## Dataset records
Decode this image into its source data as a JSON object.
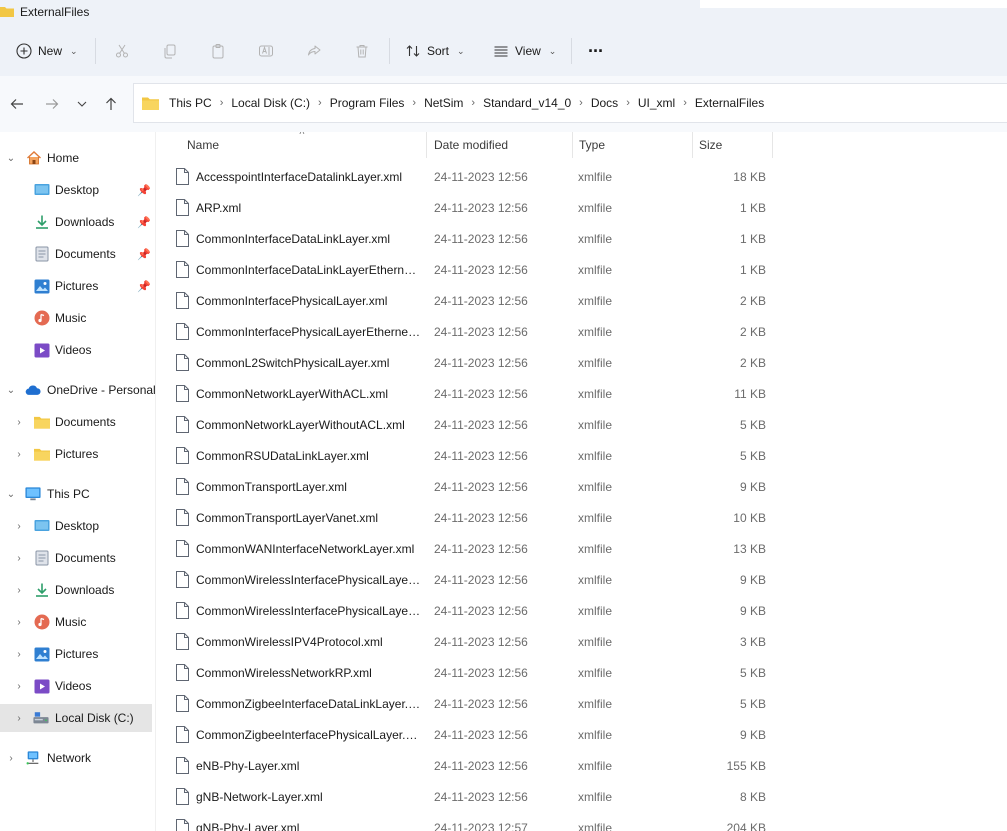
{
  "window": {
    "title": "ExternalFiles"
  },
  "toolbar": {
    "new_label": "New",
    "sort_label": "Sort",
    "view_label": "View",
    "more_glyph": "···"
  },
  "address": {
    "crumbs": [
      "This PC",
      "Local Disk (C:)",
      "Program Files",
      "NetSim",
      "Standard_v14_0",
      "Docs",
      "UI_xml",
      "ExternalFiles"
    ]
  },
  "sidebar": {
    "home": "Home",
    "quick": [
      {
        "label": "Desktop",
        "icon": "desktop-icon"
      },
      {
        "label": "Downloads",
        "icon": "downloads-icon"
      },
      {
        "label": "Documents",
        "icon": "documents-icon"
      },
      {
        "label": "Pictures",
        "icon": "pictures-icon"
      },
      {
        "label": "Music",
        "icon": "music-icon"
      },
      {
        "label": "Videos",
        "icon": "videos-icon"
      }
    ],
    "onedrive": "OneDrive - Personal",
    "onedrive_items": [
      "Documents",
      "Pictures"
    ],
    "thispc": "This PC",
    "thispc_items": [
      "Desktop",
      "Documents",
      "Downloads",
      "Music",
      "Pictures",
      "Videos",
      "Local Disk (C:)"
    ],
    "network": "Network"
  },
  "columns": {
    "name": "Name",
    "date": "Date modified",
    "type": "Type",
    "size": "Size"
  },
  "files": [
    {
      "name": "AccesspointInterfaceDatalinkLayer.xml",
      "date": "24-11-2023 12:56",
      "type": "xmlfile",
      "size": "18 KB"
    },
    {
      "name": "ARP.xml",
      "date": "24-11-2023 12:56",
      "type": "xmlfile",
      "size": "1 KB"
    },
    {
      "name": "CommonInterfaceDataLinkLayer.xml",
      "date": "24-11-2023 12:56",
      "type": "xmlfile",
      "size": "1 KB"
    },
    {
      "name": "CommonInterfaceDataLinkLayerEthernet...",
      "date": "24-11-2023 12:56",
      "type": "xmlfile",
      "size": "1 KB"
    },
    {
      "name": "CommonInterfacePhysicalLayer.xml",
      "date": "24-11-2023 12:56",
      "type": "xmlfile",
      "size": "2 KB"
    },
    {
      "name": "CommonInterfacePhysicalLayerEthernet...",
      "date": "24-11-2023 12:56",
      "type": "xmlfile",
      "size": "2 KB"
    },
    {
      "name": "CommonL2SwitchPhysicalLayer.xml",
      "date": "24-11-2023 12:56",
      "type": "xmlfile",
      "size": "2 KB"
    },
    {
      "name": "CommonNetworkLayerWithACL.xml",
      "date": "24-11-2023 12:56",
      "type": "xmlfile",
      "size": "11 KB"
    },
    {
      "name": "CommonNetworkLayerWithoutACL.xml",
      "date": "24-11-2023 12:56",
      "type": "xmlfile",
      "size": "5 KB"
    },
    {
      "name": "CommonRSUDataLinkLayer.xml",
      "date": "24-11-2023 12:56",
      "type": "xmlfile",
      "size": "5 KB"
    },
    {
      "name": "CommonTransportLayer.xml",
      "date": "24-11-2023 12:56",
      "type": "xmlfile",
      "size": "9 KB"
    },
    {
      "name": "CommonTransportLayerVanet.xml",
      "date": "24-11-2023 12:56",
      "type": "xmlfile",
      "size": "10 KB"
    },
    {
      "name": "CommonWANInterfaceNetworkLayer.xml",
      "date": "24-11-2023 12:56",
      "type": "xmlfile",
      "size": "13 KB"
    },
    {
      "name": "CommonWirelessInterfacePhysicalLayer....",
      "date": "24-11-2023 12:56",
      "type": "xmlfile",
      "size": "9 KB"
    },
    {
      "name": "CommonWirelessInterfacePhysicalLayer...",
      "date": "24-11-2023 12:56",
      "type": "xmlfile",
      "size": "9 KB"
    },
    {
      "name": "CommonWirelessIPV4Protocol.xml",
      "date": "24-11-2023 12:56",
      "type": "xmlfile",
      "size": "3 KB"
    },
    {
      "name": "CommonWirelessNetworkRP.xml",
      "date": "24-11-2023 12:56",
      "type": "xmlfile",
      "size": "5 KB"
    },
    {
      "name": "CommonZigbeeInterfaceDataLinkLayer.x...",
      "date": "24-11-2023 12:56",
      "type": "xmlfile",
      "size": "5 KB"
    },
    {
      "name": "CommonZigbeeInterfacePhysicalLayer.x...",
      "date": "24-11-2023 12:56",
      "type": "xmlfile",
      "size": "9 KB"
    },
    {
      "name": "eNB-Phy-Layer.xml",
      "date": "24-11-2023 12:56",
      "type": "xmlfile",
      "size": "155 KB"
    },
    {
      "name": "gNB-Network-Layer.xml",
      "date": "24-11-2023 12:56",
      "type": "xmlfile",
      "size": "8 KB"
    },
    {
      "name": "gNB-Phy-Layer.xml",
      "date": "24-11-2023 12:57",
      "type": "xmlfile",
      "size": "204 KB"
    }
  ],
  "colors": {
    "chrome": "#eef2f8",
    "folder": "#f2c744",
    "selection": "#e5e5e5"
  }
}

## INSTRUCTIONS TO FOLLOW
Send back the data above word for word, with the pictures left out.

## SOLVED PROBLEM
Decode this image into its source data as a JSON object.
{
  "window": {
    "title": "ExternalFiles"
  },
  "toolbar": {
    "new_label": "New",
    "sort_label": "Sort",
    "view_label": "View",
    "more_glyph": "···"
  },
  "address": {
    "crumbs": [
      "This PC",
      "Local Disk (C:)",
      "Program Files",
      "NetSim",
      "Standard_v14_0",
      "Docs",
      "UI_xml",
      "ExternalFiles"
    ]
  },
  "sidebar": {
    "home": "Home",
    "quick": [
      {
        "label": "Desktop",
        "icon": "desktop-icon"
      },
      {
        "label": "Downloads",
        "icon": "downloads-icon"
      },
      {
        "label": "Documents",
        "icon": "documents-icon"
      },
      {
        "label": "Pictures",
        "icon": "pictures-icon"
      },
      {
        "label": "Music",
        "icon": "music-icon"
      },
      {
        "label": "Videos",
        "icon": "videos-icon"
      }
    ],
    "onedrive": "OneDrive - Personal",
    "onedrive_items": [
      "Documents",
      "Pictures"
    ],
    "thispc": "This PC",
    "thispc_items": [
      "Desktop",
      "Documents",
      "Downloads",
      "Music",
      "Pictures",
      "Videos",
      "Local Disk (C:)"
    ],
    "network": "Network"
  },
  "columns": {
    "name": "Name",
    "date": "Date modified",
    "type": "Type",
    "size": "Size"
  },
  "files": [
    {
      "name": "AccesspointInterfaceDatalinkLayer.xml",
      "date": "24-11-2023 12:56",
      "type": "xmlfile",
      "size": "18 KB"
    },
    {
      "name": "ARP.xml",
      "date": "24-11-2023 12:56",
      "type": "xmlfile",
      "size": "1 KB"
    },
    {
      "name": "CommonInterfaceDataLinkLayer.xml",
      "date": "24-11-2023 12:56",
      "type": "xmlfile",
      "size": "1 KB"
    },
    {
      "name": "CommonInterfaceDataLinkLayerEthernet...",
      "date": "24-11-2023 12:56",
      "type": "xmlfile",
      "size": "1 KB"
    },
    {
      "name": "CommonInterfacePhysicalLayer.xml",
      "date": "24-11-2023 12:56",
      "type": "xmlfile",
      "size": "2 KB"
    },
    {
      "name": "CommonInterfacePhysicalLayerEthernet...",
      "date": "24-11-2023 12:56",
      "type": "xmlfile",
      "size": "2 KB"
    },
    {
      "name": "CommonL2SwitchPhysicalLayer.xml",
      "date": "24-11-2023 12:56",
      "type": "xmlfile",
      "size": "2 KB"
    },
    {
      "name": "CommonNetworkLayerWithACL.xml",
      "date": "24-11-2023 12:56",
      "type": "xmlfile",
      "size": "11 KB"
    },
    {
      "name": "CommonNetworkLayerWithoutACL.xml",
      "date": "24-11-2023 12:56",
      "type": "xmlfile",
      "size": "5 KB"
    },
    {
      "name": "CommonRSUDataLinkLayer.xml",
      "date": "24-11-2023 12:56",
      "type": "xmlfile",
      "size": "5 KB"
    },
    {
      "name": "CommonTransportLayer.xml",
      "date": "24-11-2023 12:56",
      "type": "xmlfile",
      "size": "9 KB"
    },
    {
      "name": "CommonTransportLayerVanet.xml",
      "date": "24-11-2023 12:56",
      "type": "xmlfile",
      "size": "10 KB"
    },
    {
      "name": "CommonWANInterfaceNetworkLayer.xml",
      "date": "24-11-2023 12:56",
      "type": "xmlfile",
      "size": "13 KB"
    },
    {
      "name": "CommonWirelessInterfacePhysicalLayer....",
      "date": "24-11-2023 12:56",
      "type": "xmlfile",
      "size": "9 KB"
    },
    {
      "name": "CommonWirelessInterfacePhysicalLayer...",
      "date": "24-11-2023 12:56",
      "type": "xmlfile",
      "size": "9 KB"
    },
    {
      "name": "CommonWirelessIPV4Protocol.xml",
      "date": "24-11-2023 12:56",
      "type": "xmlfile",
      "size": "3 KB"
    },
    {
      "name": "CommonWirelessNetworkRP.xml",
      "date": "24-11-2023 12:56",
      "type": "xmlfile",
      "size": "5 KB"
    },
    {
      "name": "CommonZigbeeInterfaceDataLinkLayer.x...",
      "date": "24-11-2023 12:56",
      "type": "xmlfile",
      "size": "5 KB"
    },
    {
      "name": "CommonZigbeeInterfacePhysicalLayer.x...",
      "date": "24-11-2023 12:56",
      "type": "xmlfile",
      "size": "9 KB"
    },
    {
      "name": "eNB-Phy-Layer.xml",
      "date": "24-11-2023 12:56",
      "type": "xmlfile",
      "size": "155 KB"
    },
    {
      "name": "gNB-Network-Layer.xml",
      "date": "24-11-2023 12:56",
      "type": "xmlfile",
      "size": "8 KB"
    },
    {
      "name": "gNB-Phy-Layer.xml",
      "date": "24-11-2023 12:57",
      "type": "xmlfile",
      "size": "204 KB"
    }
  ],
  "colors": {
    "chrome": "#eef2f8",
    "folder": "#f2c744",
    "selection": "#e5e5e5"
  }
}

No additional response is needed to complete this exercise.